[Supplied records start]
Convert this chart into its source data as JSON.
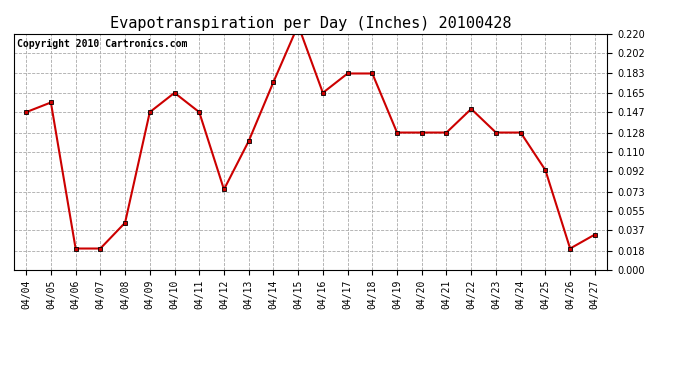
{
  "title": "Evapotranspiration per Day (Inches) 20100428",
  "copyright_text": "Copyright 2010 Cartronics.com",
  "dates": [
    "04/04",
    "04/05",
    "04/06",
    "04/07",
    "04/08",
    "04/09",
    "04/10",
    "04/11",
    "04/12",
    "04/13",
    "04/14",
    "04/15",
    "04/16",
    "04/17",
    "04/18",
    "04/19",
    "04/20",
    "04/21",
    "04/22",
    "04/23",
    "04/24",
    "04/25",
    "04/26",
    "04/27"
  ],
  "values": [
    0.147,
    0.156,
    0.02,
    0.02,
    0.044,
    0.147,
    0.165,
    0.147,
    0.075,
    0.12,
    0.175,
    0.228,
    0.165,
    0.183,
    0.183,
    0.128,
    0.128,
    0.128,
    0.15,
    0.128,
    0.128,
    0.093,
    0.02,
    0.033
  ],
  "ylim": [
    0.0,
    0.22
  ],
  "yticks": [
    0.0,
    0.018,
    0.037,
    0.055,
    0.073,
    0.092,
    0.11,
    0.128,
    0.147,
    0.165,
    0.183,
    0.202,
    0.22
  ],
  "line_color": "#cc0000",
  "marker": "s",
  "marker_size": 2.5,
  "bg_color": "#ffffff",
  "grid_color": "#aaaaaa",
  "title_fontsize": 11,
  "copyright_fontsize": 7,
  "tick_fontsize": 7,
  "figwidth": 6.9,
  "figheight": 3.75,
  "dpi": 100
}
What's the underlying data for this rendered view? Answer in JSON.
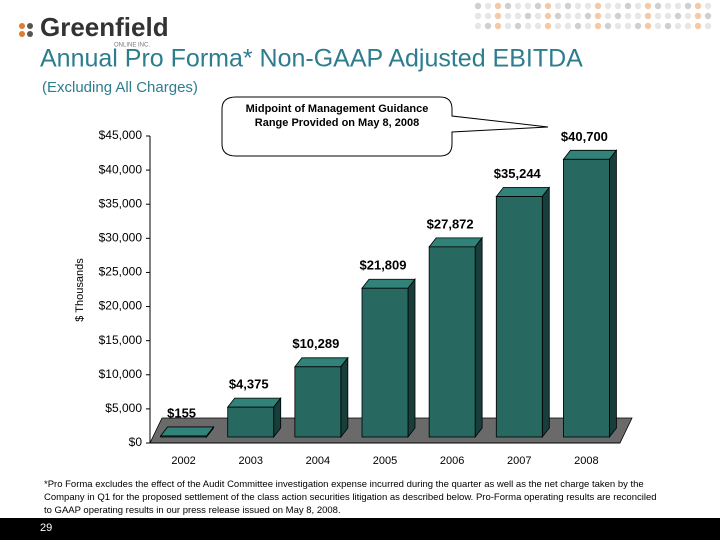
[Supplied records end]
> _What to work on_
Repeat each entry precisely as it appears. Leave the pictures out.

> _Solution for this exercise_
Convert this chart into its source data as JSON.
{
  "title": "Evapotranspiration per Day (Inches) 20100428",
  "copyright_text": "Copyright 2010 Cartronics.com",
  "dates": [
    "04/04",
    "04/05",
    "04/06",
    "04/07",
    "04/08",
    "04/09",
    "04/10",
    "04/11",
    "04/12",
    "04/13",
    "04/14",
    "04/15",
    "04/16",
    "04/17",
    "04/18",
    "04/19",
    "04/20",
    "04/21",
    "04/22",
    "04/23",
    "04/24",
    "04/25",
    "04/26",
    "04/27"
  ],
  "values": [
    0.147,
    0.156,
    0.02,
    0.02,
    0.044,
    0.147,
    0.165,
    0.147,
    0.075,
    0.12,
    0.175,
    0.228,
    0.165,
    0.183,
    0.183,
    0.128,
    0.128,
    0.128,
    0.15,
    0.128,
    0.128,
    0.093,
    0.02,
    0.033
  ],
  "ylim": [
    0.0,
    0.22
  ],
  "yticks": [
    0.0,
    0.018,
    0.037,
    0.055,
    0.073,
    0.092,
    0.11,
    0.128,
    0.147,
    0.165,
    0.183,
    0.202,
    0.22
  ],
  "line_color": "#cc0000",
  "marker": "s",
  "marker_size": 2.5,
  "bg_color": "#ffffff",
  "grid_color": "#aaaaaa",
  "title_fontsize": 11,
  "copyright_fontsize": 7,
  "tick_fontsize": 7,
  "figwidth": 6.9,
  "figheight": 3.75,
  "dpi": 100
}
What's the underlying data for this rendered view? Answer in JSON.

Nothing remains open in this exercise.